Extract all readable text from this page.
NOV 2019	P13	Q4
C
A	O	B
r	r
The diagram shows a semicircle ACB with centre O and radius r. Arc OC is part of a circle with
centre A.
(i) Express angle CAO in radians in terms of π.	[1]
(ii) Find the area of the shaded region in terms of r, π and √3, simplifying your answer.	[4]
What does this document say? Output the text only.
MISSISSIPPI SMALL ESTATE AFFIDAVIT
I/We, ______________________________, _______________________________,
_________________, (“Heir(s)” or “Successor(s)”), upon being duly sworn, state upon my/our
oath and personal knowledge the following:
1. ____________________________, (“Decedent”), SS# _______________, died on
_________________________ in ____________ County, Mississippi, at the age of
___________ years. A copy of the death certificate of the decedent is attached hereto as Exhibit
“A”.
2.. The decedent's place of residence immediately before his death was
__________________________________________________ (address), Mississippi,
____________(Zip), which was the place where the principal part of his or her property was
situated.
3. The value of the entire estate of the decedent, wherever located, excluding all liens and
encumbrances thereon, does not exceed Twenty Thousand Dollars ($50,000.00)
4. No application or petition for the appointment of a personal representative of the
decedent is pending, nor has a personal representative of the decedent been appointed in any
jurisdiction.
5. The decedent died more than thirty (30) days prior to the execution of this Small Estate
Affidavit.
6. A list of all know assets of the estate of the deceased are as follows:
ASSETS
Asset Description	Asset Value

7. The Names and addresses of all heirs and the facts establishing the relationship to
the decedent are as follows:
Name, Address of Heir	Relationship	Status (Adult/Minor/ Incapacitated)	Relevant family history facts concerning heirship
▬▬▬
*What you will do*
Copy out every line holding the string "representative".

*Problem solution*
4. No application or petition for the appointment of a personal representative of the
decedent is pending, nor has a personal representative of the decedent been appointed in any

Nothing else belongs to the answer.